INSTRUCTIONS FOR THE TASK: Every entry that follows should be repeated exactly; drop the images.

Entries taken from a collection
— begin —

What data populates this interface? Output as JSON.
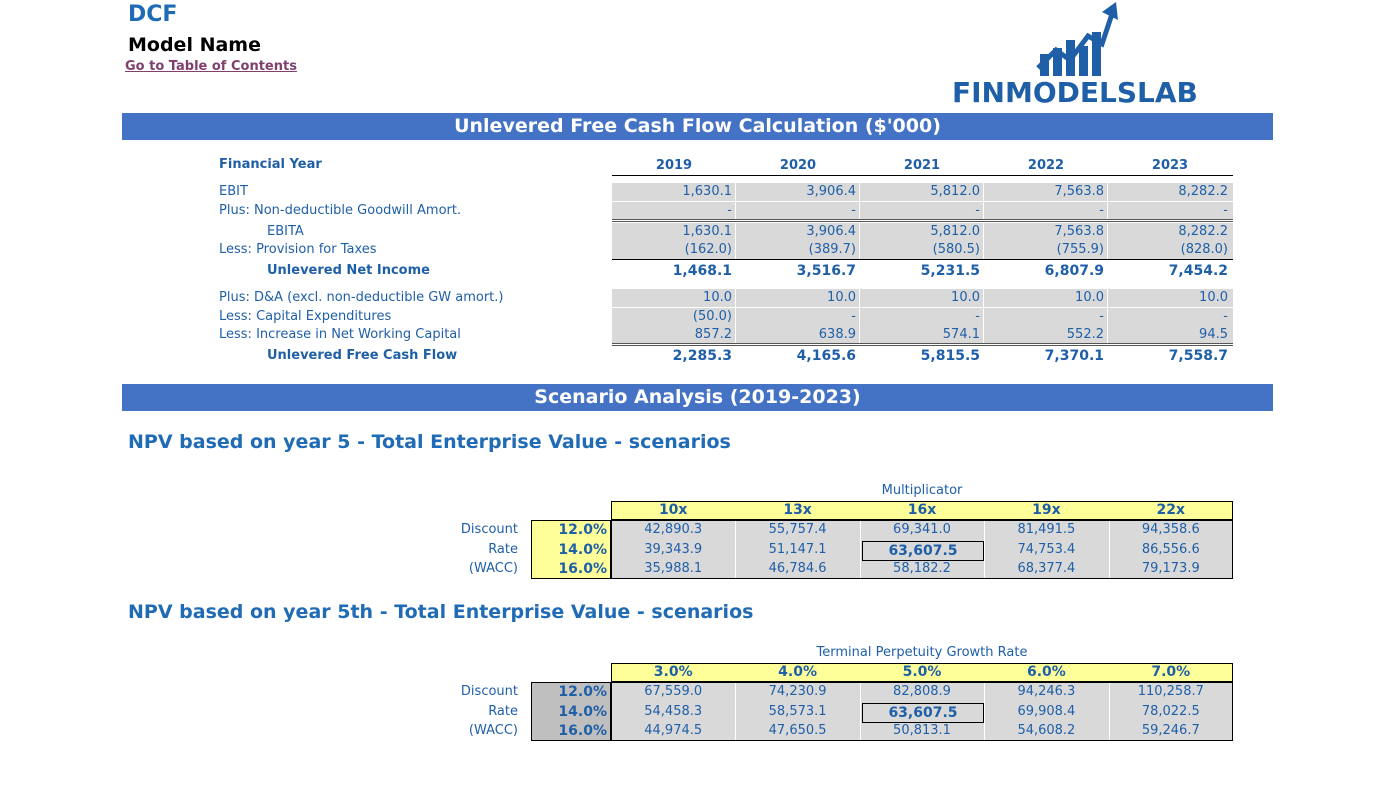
{
  "header": {
    "title": "DCF",
    "model_name": "Model Name",
    "toc_link": "Go to Table of Contents",
    "logo_text": "FINMODELSLAB"
  },
  "banner_ufcf": "Unlevered Free Cash Flow Calculation ($'000)",
  "banner_scenario": "Scenario Analysis (2019-2023)",
  "ufcf": {
    "year_label": "Financial Year",
    "years": [
      "2019",
      "2020",
      "2021",
      "2022",
      "2023"
    ],
    "rows": [
      {
        "label": "EBIT",
        "values": [
          "1,630.1",
          "3,906.4",
          "5,812.0",
          "7,563.8",
          "8,282.2"
        ]
      },
      {
        "label": "Plus: Non-deductible Goodwill Amort.",
        "values": [
          "-",
          "-",
          "-",
          "-",
          "-"
        ]
      },
      {
        "label": "EBITA",
        "values": [
          "1,630.1",
          "3,906.4",
          "5,812.0",
          "7,563.8",
          "8,282.2"
        ]
      },
      {
        "label": "Less: Provision for Taxes",
        "values": [
          "(162.0)",
          "(389.7)",
          "(580.5)",
          "(755.9)",
          "(828.0)"
        ]
      },
      {
        "label": "Unlevered Net Income",
        "values": [
          "1,468.1",
          "3,516.7",
          "5,231.5",
          "6,807.9",
          "7,454.2"
        ]
      },
      {
        "label": "Plus: D&A (excl. non-deductible GW amort.)",
        "values": [
          "10.0",
          "10.0",
          "10.0",
          "10.0",
          "10.0"
        ]
      },
      {
        "label": "Less: Capital Expenditures",
        "values": [
          "(50.0)",
          "-",
          "-",
          "-",
          "-"
        ]
      },
      {
        "label": "Less: Increase in Net Working Capital",
        "values": [
          "857.2",
          "638.9",
          "574.1",
          "552.2",
          "94.5"
        ]
      },
      {
        "label": "Unlevered Free Cash Flow",
        "values": [
          "2,285.3",
          "4,165.6",
          "5,815.5",
          "7,370.1",
          "7,558.7"
        ]
      }
    ]
  },
  "npv1": {
    "title": "NPV based on year 5 - Total Enterprise Value - scenarios",
    "axis_label": "Multiplicator",
    "row_labels": [
      "Discount",
      "Rate",
      "(WACC)"
    ],
    "columns": [
      "10x",
      "13x",
      "16x",
      "19x",
      "22x"
    ],
    "rates": [
      "12.0%",
      "14.0%",
      "16.0%"
    ],
    "values": [
      [
        "42,890.3",
        "55,757.4",
        "69,341.0",
        "81,491.5",
        "94,358.6"
      ],
      [
        "39,343.9",
        "51,147.1",
        "63,607.5",
        "74,753.4",
        "86,556.6"
      ],
      [
        "35,988.1",
        "46,784.6",
        "58,182.2",
        "68,377.4",
        "79,173.9"
      ]
    ]
  },
  "npv2": {
    "title": "NPV based on year 5th - Total Enterprise Value - scenarios",
    "axis_label": "Terminal Perpetuity Growth Rate",
    "row_labels": [
      "Discount",
      "Rate",
      "(WACC)"
    ],
    "columns": [
      "3.0%",
      "4.0%",
      "5.0%",
      "6.0%",
      "7.0%"
    ],
    "rates": [
      "12.0%",
      "14.0%",
      "16.0%"
    ],
    "values": [
      [
        "67,559.0",
        "74,230.9",
        "82,808.9",
        "94,246.3",
        "110,258.7"
      ],
      [
        "54,458.3",
        "58,573.1",
        "63,607.5",
        "69,908.4",
        "78,022.5"
      ],
      [
        "44,974.5",
        "47,650.5",
        "50,813.1",
        "54,608.2",
        "59,246.7"
      ]
    ]
  },
  "colors": {
    "banner": "#4472c4",
    "text_blue": "#1f5fa8",
    "highlight_yellow": "#ffff99",
    "cell_grey": "#d9d9d9",
    "link": "#7f3f6f"
  }
}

— end —

EXERCISE RESULT:
What data populates this interface? Output as JSON.
{
  "header": {
    "title": "DCF",
    "model_name": "Model Name",
    "toc_link": "Go to Table of Contents",
    "logo_text": "FINMODELSLAB"
  },
  "banner_ufcf": "Unlevered Free Cash Flow Calculation ($'000)",
  "banner_scenario": "Scenario Analysis (2019-2023)",
  "ufcf": {
    "year_label": "Financial Year",
    "years": [
      "2019",
      "2020",
      "2021",
      "2022",
      "2023"
    ],
    "rows": [
      {
        "label": "EBIT",
        "values": [
          "1,630.1",
          "3,906.4",
          "5,812.0",
          "7,563.8",
          "8,282.2"
        ]
      },
      {
        "label": "Plus: Non-deductible Goodwill Amort.",
        "values": [
          "-",
          "-",
          "-",
          "-",
          "-"
        ]
      },
      {
        "label": "EBITA",
        "values": [
          "1,630.1",
          "3,906.4",
          "5,812.0",
          "7,563.8",
          "8,282.2"
        ]
      },
      {
        "label": "Less: Provision for Taxes",
        "values": [
          "(162.0)",
          "(389.7)",
          "(580.5)",
          "(755.9)",
          "(828.0)"
        ]
      },
      {
        "label": "Unlevered Net Income",
        "values": [
          "1,468.1",
          "3,516.7",
          "5,231.5",
          "6,807.9",
          "7,454.2"
        ]
      },
      {
        "label": "Plus: D&A (excl. non-deductible GW amort.)",
        "values": [
          "10.0",
          "10.0",
          "10.0",
          "10.0",
          "10.0"
        ]
      },
      {
        "label": "Less: Capital Expenditures",
        "values": [
          "(50.0)",
          "-",
          "-",
          "-",
          "-"
        ]
      },
      {
        "label": "Less: Increase in Net Working Capital",
        "values": [
          "857.2",
          "638.9",
          "574.1",
          "552.2",
          "94.5"
        ]
      },
      {
        "label": "Unlevered Free Cash Flow",
        "values": [
          "2,285.3",
          "4,165.6",
          "5,815.5",
          "7,370.1",
          "7,558.7"
        ]
      }
    ]
  },
  "npv1": {
    "title": "NPV based on year 5 - Total Enterprise Value - scenarios",
    "axis_label": "Multiplicator",
    "row_labels": [
      "Discount",
      "Rate",
      "(WACC)"
    ],
    "columns": [
      "10x",
      "13x",
      "16x",
      "19x",
      "22x"
    ],
    "rates": [
      "12.0%",
      "14.0%",
      "16.0%"
    ],
    "values": [
      [
        "42,890.3",
        "55,757.4",
        "69,341.0",
        "81,491.5",
        "94,358.6"
      ],
      [
        "39,343.9",
        "51,147.1",
        "63,607.5",
        "74,753.4",
        "86,556.6"
      ],
      [
        "35,988.1",
        "46,784.6",
        "58,182.2",
        "68,377.4",
        "79,173.9"
      ]
    ]
  },
  "npv2": {
    "title": "NPV based on year 5th - Total Enterprise Value - scenarios",
    "axis_label": "Terminal Perpetuity Growth Rate",
    "row_labels": [
      "Discount",
      "Rate",
      "(WACC)"
    ],
    "columns": [
      "3.0%",
      "4.0%",
      "5.0%",
      "6.0%",
      "7.0%"
    ],
    "rates": [
      "12.0%",
      "14.0%",
      "16.0%"
    ],
    "values": [
      [
        "67,559.0",
        "74,230.9",
        "82,808.9",
        "94,246.3",
        "110,258.7"
      ],
      [
        "54,458.3",
        "58,573.1",
        "63,607.5",
        "69,908.4",
        "78,022.5"
      ],
      [
        "44,974.5",
        "47,650.5",
        "50,813.1",
        "54,608.2",
        "59,246.7"
      ]
    ]
  },
  "colors": {
    "banner": "#4472c4",
    "text_blue": "#1f5fa8",
    "highlight_yellow": "#ffff99",
    "cell_grey": "#d9d9d9",
    "link": "#7f3f6f"
  }
}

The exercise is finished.